— START EXTRACTED DATA —

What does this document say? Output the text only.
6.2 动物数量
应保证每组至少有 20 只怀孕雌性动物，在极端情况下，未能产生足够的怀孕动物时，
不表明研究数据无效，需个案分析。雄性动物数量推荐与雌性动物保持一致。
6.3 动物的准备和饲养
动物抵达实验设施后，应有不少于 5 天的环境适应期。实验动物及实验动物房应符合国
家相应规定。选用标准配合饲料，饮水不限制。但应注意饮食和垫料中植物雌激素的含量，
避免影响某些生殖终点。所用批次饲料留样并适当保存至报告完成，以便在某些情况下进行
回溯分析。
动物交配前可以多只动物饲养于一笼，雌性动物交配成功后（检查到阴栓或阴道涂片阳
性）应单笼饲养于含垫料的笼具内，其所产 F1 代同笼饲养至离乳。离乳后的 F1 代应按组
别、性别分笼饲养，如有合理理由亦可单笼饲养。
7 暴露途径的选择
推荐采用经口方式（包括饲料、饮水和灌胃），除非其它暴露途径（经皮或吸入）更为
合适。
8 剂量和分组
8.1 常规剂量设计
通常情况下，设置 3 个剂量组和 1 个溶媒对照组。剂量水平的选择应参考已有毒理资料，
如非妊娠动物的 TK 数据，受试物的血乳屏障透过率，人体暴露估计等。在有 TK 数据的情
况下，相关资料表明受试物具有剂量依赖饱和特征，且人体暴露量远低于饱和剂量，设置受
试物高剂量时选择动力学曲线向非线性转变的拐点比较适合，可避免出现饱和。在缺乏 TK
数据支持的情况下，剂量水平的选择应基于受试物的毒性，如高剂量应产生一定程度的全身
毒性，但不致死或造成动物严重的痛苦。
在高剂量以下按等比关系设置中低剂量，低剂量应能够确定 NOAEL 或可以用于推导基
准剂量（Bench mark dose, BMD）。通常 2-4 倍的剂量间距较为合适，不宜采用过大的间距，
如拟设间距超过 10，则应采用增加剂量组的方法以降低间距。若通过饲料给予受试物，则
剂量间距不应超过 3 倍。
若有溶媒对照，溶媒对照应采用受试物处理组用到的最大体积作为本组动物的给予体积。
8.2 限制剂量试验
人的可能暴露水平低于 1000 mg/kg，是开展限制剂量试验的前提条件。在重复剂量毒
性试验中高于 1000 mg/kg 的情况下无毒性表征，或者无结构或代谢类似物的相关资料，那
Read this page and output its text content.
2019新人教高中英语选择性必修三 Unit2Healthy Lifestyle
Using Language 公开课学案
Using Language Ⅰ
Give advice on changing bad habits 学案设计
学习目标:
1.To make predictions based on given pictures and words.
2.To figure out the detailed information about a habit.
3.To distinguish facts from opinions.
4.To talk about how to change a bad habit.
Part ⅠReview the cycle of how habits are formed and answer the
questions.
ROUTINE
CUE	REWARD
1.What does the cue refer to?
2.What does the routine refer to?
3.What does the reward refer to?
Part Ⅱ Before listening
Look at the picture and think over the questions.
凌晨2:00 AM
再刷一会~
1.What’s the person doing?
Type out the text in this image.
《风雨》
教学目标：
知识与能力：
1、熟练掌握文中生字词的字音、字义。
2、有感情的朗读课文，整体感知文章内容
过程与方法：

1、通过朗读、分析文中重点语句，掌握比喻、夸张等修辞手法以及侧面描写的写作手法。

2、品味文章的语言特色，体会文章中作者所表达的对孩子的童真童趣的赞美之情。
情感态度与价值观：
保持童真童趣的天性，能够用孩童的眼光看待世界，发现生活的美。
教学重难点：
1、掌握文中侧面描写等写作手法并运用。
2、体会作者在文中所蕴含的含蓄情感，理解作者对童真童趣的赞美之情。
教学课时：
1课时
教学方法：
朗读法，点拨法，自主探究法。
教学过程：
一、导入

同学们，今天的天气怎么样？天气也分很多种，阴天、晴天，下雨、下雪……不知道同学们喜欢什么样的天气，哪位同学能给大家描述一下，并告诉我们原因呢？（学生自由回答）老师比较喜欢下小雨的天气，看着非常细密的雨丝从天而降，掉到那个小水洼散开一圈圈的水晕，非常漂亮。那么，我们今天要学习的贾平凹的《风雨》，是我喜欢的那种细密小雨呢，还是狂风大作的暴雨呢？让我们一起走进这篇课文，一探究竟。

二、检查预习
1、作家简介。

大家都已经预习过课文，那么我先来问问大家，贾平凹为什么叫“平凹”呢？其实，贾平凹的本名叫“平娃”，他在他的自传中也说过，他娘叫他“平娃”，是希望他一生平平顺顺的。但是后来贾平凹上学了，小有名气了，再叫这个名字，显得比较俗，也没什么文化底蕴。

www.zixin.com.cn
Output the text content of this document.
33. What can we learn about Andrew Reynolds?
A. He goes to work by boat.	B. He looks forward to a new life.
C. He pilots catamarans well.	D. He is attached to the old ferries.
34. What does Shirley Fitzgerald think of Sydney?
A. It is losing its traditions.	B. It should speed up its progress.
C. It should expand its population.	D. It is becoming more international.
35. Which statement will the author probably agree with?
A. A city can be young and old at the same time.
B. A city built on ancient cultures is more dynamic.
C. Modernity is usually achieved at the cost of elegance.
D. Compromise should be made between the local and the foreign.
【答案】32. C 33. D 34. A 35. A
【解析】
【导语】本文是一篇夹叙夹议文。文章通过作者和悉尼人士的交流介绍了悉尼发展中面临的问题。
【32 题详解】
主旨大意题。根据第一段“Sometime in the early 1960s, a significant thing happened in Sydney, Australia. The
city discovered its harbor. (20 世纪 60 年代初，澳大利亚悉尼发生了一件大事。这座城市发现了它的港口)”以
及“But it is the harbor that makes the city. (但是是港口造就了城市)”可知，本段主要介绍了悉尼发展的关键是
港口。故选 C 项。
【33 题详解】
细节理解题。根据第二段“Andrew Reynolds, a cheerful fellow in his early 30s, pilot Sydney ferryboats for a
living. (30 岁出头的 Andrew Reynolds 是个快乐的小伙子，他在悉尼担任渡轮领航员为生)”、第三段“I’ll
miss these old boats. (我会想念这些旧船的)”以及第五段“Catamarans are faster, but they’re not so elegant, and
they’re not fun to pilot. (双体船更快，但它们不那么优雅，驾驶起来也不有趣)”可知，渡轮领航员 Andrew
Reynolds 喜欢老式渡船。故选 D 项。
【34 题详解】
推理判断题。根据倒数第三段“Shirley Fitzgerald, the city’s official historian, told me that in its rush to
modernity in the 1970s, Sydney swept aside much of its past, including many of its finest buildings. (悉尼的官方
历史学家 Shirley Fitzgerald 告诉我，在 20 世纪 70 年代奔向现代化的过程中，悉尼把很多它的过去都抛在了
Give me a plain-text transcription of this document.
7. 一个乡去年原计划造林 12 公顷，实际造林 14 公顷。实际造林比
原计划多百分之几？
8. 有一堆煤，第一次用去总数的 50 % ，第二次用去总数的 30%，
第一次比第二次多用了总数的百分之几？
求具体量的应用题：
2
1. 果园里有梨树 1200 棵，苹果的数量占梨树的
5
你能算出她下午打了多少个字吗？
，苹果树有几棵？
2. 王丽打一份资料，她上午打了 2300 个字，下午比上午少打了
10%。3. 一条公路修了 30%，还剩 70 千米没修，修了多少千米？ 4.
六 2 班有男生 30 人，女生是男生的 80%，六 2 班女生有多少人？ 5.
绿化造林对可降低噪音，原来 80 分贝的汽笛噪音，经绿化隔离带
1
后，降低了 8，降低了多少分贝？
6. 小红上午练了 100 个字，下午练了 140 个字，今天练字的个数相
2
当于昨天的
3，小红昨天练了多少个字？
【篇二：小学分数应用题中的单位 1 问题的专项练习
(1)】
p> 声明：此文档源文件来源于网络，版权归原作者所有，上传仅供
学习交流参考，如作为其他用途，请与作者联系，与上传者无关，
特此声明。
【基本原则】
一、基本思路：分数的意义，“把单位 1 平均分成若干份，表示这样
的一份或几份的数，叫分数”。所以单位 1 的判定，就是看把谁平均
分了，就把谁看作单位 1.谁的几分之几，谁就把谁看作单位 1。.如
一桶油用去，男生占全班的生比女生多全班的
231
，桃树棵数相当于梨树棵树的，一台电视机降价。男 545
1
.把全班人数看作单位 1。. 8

— END EXTRACTED DATA —

WHAT THIS TASK INVOLVES ▸ From the entries above, copy each line holding "refer".

SOLUTION FOR THIS PROBLEM ▸
1.What does the cue refer to?
2.What does the routine refer to?
3.What does the reward refer to?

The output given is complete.